THE EXERCISE: In the copy, keep every record exact and leave out all images.

TASK INPUT:
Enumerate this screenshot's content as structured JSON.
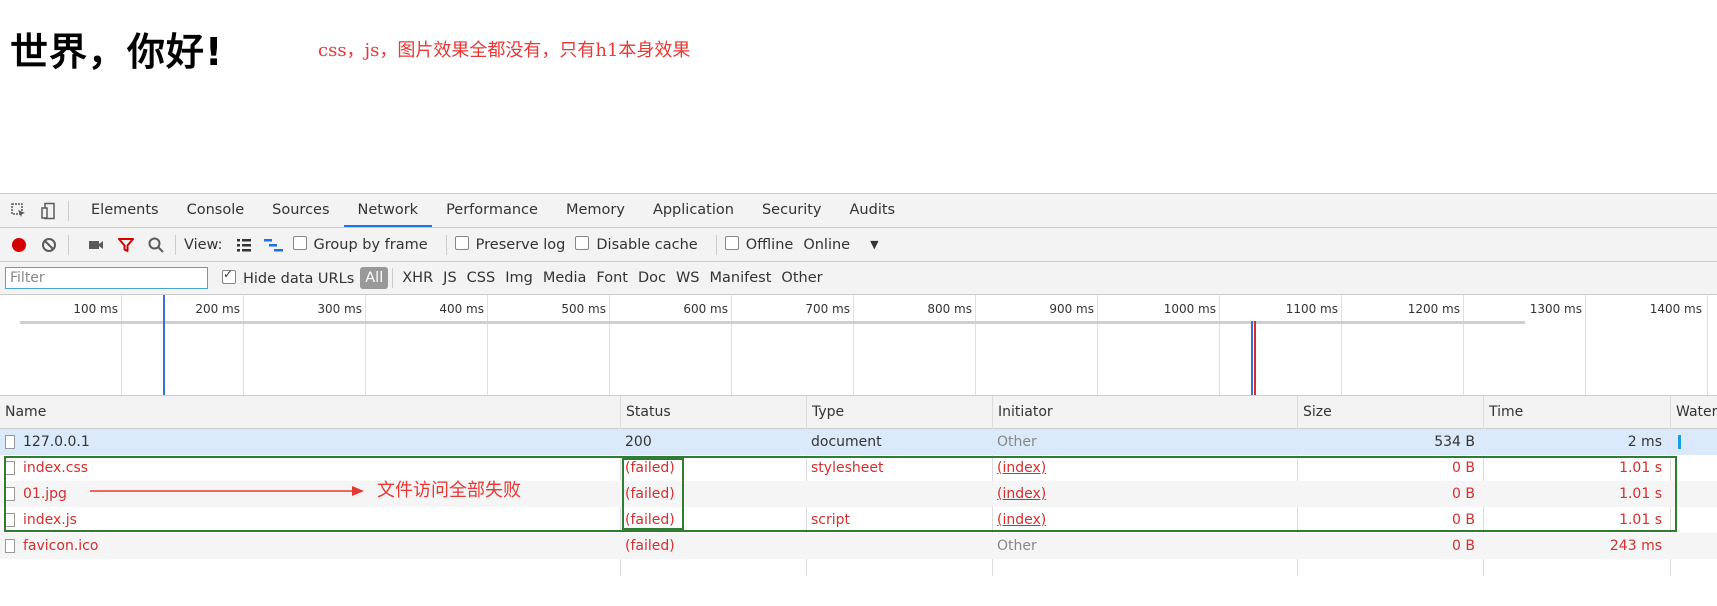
{
  "page": {
    "heading": "世界，你好!",
    "annotation": "css，js，图片效果全都没有，只有h1本身效果"
  },
  "devtools": {
    "tabs": [
      "Elements",
      "Console",
      "Sources",
      "Network",
      "Performance",
      "Memory",
      "Application",
      "Security",
      "Audits"
    ],
    "active_tab": "Network",
    "toolbar": {
      "view_label": "View:",
      "group_by_frame": "Group by frame",
      "preserve_log": "Preserve log",
      "disable_cache": "Disable cache",
      "offline": "Offline",
      "throttle": "Online"
    },
    "filter": {
      "placeholder": "Filter",
      "hide_data_urls": "Hide data URLs",
      "types": [
        "All",
        "XHR",
        "JS",
        "CSS",
        "Img",
        "Media",
        "Font",
        "Doc",
        "WS",
        "Manifest",
        "Other"
      ]
    },
    "timeline_ticks": [
      "100 ms",
      "200 ms",
      "300 ms",
      "400 ms",
      "500 ms",
      "600 ms",
      "700 ms",
      "800 ms",
      "900 ms",
      "1000 ms",
      "1100 ms",
      "1200 ms",
      "1300 ms",
      "1400 ms"
    ],
    "columns": [
      "Name",
      "Status",
      "Type",
      "Initiator",
      "Size",
      "Time",
      "Waterf"
    ],
    "requests": [
      {
        "name": "127.0.0.1",
        "status": "200",
        "type": "document",
        "initiator": "Other",
        "size": "534 B",
        "time": "2 ms"
      },
      {
        "name": "index.css",
        "status": "(failed)",
        "type": "stylesheet",
        "initiator": "(index)",
        "size": "0 B",
        "time": "1.01 s"
      },
      {
        "name": "01.jpg",
        "status": "(failed)",
        "type": "",
        "initiator": "(index)",
        "size": "0 B",
        "time": "1.01 s"
      },
      {
        "name": "index.js",
        "status": "(failed)",
        "type": "script",
        "initiator": "(index)",
        "size": "0 B",
        "time": "1.01 s"
      },
      {
        "name": "favicon.ico",
        "status": "(failed)",
        "type": "",
        "initiator": "Other",
        "size": "0 B",
        "time": "243 ms"
      }
    ],
    "failure_annotation": "文件访问全部失败"
  },
  "colors": {
    "annotation_red": "#e53935",
    "failed_red": "#d32f2f",
    "highlight_green": "#2e7d32",
    "selected_row": "#dbeafa",
    "active_tab_underline": "#1a73e8"
  }
}
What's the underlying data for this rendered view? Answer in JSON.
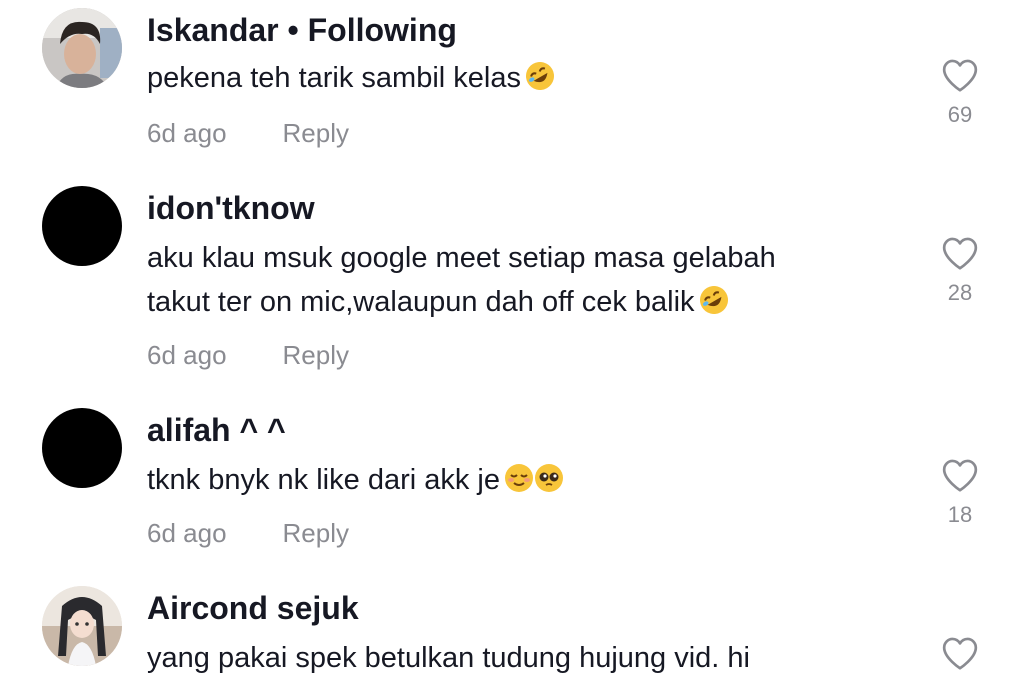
{
  "comments": [
    {
      "username": "Iskandar • Following",
      "text_lines": [
        "pekena teh tarik sambil kelas"
      ],
      "emojis": [
        "rolling-on-floor-laughing"
      ],
      "time": "6d ago",
      "reply_label": "Reply",
      "likes": "69",
      "avatar": "profile-photo"
    },
    {
      "username": "idon'tknow",
      "text_lines": [
        "aku klau msuk google meet setiap masa gelabah",
        "takut ter on mic,walaupun dah off cek balik"
      ],
      "emojis": [
        "rolling-on-floor-laughing"
      ],
      "time": "6d ago",
      "reply_label": "Reply",
      "likes": "28",
      "avatar": "black-circle"
    },
    {
      "username": "alifah ^ ^",
      "text_lines": [
        "tknk bnyk nk like dari akk je"
      ],
      "emojis": [
        "relieved-face",
        "pleading-face"
      ],
      "time": "6d ago",
      "reply_label": "Reply",
      "likes": "18",
      "avatar": "black-circle"
    },
    {
      "username": "Aircond sejuk",
      "text_lines": [
        "yang pakai spek betulkan tudung hujung vid. hi"
      ],
      "emojis": [],
      "time": "",
      "reply_label": "",
      "likes": "",
      "avatar": "anime-girl"
    }
  ],
  "colors": {
    "text": "#161823",
    "muted": "#8a8b91",
    "heart_outline": "#8a8b91"
  },
  "icons": {
    "like": "heart-outline-icon"
  }
}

THE ANSWER:
Enumerate this screenshot's content as structured JSON.
{
  "page": {
    "heading": "世界，你好!",
    "annotation": "css，js，图片效果全都没有，只有h1本身效果"
  },
  "devtools": {
    "tabs": [
      "Elements",
      "Console",
      "Sources",
      "Network",
      "Performance",
      "Memory",
      "Application",
      "Security",
      "Audits"
    ],
    "active_tab": "Network",
    "toolbar": {
      "view_label": "View:",
      "group_by_frame": "Group by frame",
      "preserve_log": "Preserve log",
      "disable_cache": "Disable cache",
      "offline": "Offline",
      "throttle": "Online"
    },
    "filter": {
      "placeholder": "Filter",
      "hide_data_urls": "Hide data URLs",
      "types": [
        "All",
        "XHR",
        "JS",
        "CSS",
        "Img",
        "Media",
        "Font",
        "Doc",
        "WS",
        "Manifest",
        "Other"
      ]
    },
    "timeline_ticks": [
      "100 ms",
      "200 ms",
      "300 ms",
      "400 ms",
      "500 ms",
      "600 ms",
      "700 ms",
      "800 ms",
      "900 ms",
      "1000 ms",
      "1100 ms",
      "1200 ms",
      "1300 ms",
      "1400 ms"
    ],
    "columns": [
      "Name",
      "Status",
      "Type",
      "Initiator",
      "Size",
      "Time",
      "Waterf"
    ],
    "requests": [
      {
        "name": "127.0.0.1",
        "status": "200",
        "type": "document",
        "initiator": "Other",
        "size": "534 B",
        "time": "2 ms"
      },
      {
        "name": "index.css",
        "status": "(failed)",
        "type": "stylesheet",
        "initiator": "(index)",
        "size": "0 B",
        "time": "1.01 s"
      },
      {
        "name": "01.jpg",
        "status": "(failed)",
        "type": "",
        "initiator": "(index)",
        "size": "0 B",
        "time": "1.01 s"
      },
      {
        "name": "index.js",
        "status": "(failed)",
        "type": "script",
        "initiator": "(index)",
        "size": "0 B",
        "time": "1.01 s"
      },
      {
        "name": "favicon.ico",
        "status": "(failed)",
        "type": "",
        "initiator": "Other",
        "size": "0 B",
        "time": "243 ms"
      }
    ],
    "failure_annotation": "文件访问全部失败"
  },
  "colors": {
    "annotation_red": "#e53935",
    "failed_red": "#d32f2f",
    "highlight_green": "#2e7d32",
    "selected_row": "#dbeafa",
    "active_tab_underline": "#1a73e8"
  }
}
What's the underlying data for this rendered view? Answer in JSON.
{
  "comments": [
    {
      "username": "Iskandar • Following",
      "text_lines": [
        "pekena teh tarik sambil kelas"
      ],
      "emojis": [
        "rolling-on-floor-laughing"
      ],
      "time": "6d ago",
      "reply_label": "Reply",
      "likes": "69",
      "avatar": "profile-photo"
    },
    {
      "username": "idon'tknow",
      "text_lines": [
        "aku klau msuk google meet setiap masa gelabah",
        "takut ter on mic,walaupun dah off cek balik"
      ],
      "emojis": [
        "rolling-on-floor-laughing"
      ],
      "time": "6d ago",
      "reply_label": "Reply",
      "likes": "28",
      "avatar": "black-circle"
    },
    {
      "username": "alifah ^ ^",
      "text_lines": [
        "tknk bnyk nk like dari akk je"
      ],
      "emojis": [
        "relieved-face",
        "pleading-face"
      ],
      "time": "6d ago",
      "reply_label": "Reply",
      "likes": "18",
      "avatar": "black-circle"
    },
    {
      "username": "Aircond sejuk",
      "text_lines": [
        "yang pakai spek betulkan tudung hujung vid. hi"
      ],
      "emojis": [],
      "time": "",
      "reply_label": "",
      "likes": "",
      "avatar": "anime-girl"
    }
  ],
  "colors": {
    "text": "#161823",
    "muted": "#8a8b91",
    "heart_outline": "#8a8b91"
  },
  "icons": {
    "like": "heart-outline-icon"
  }
}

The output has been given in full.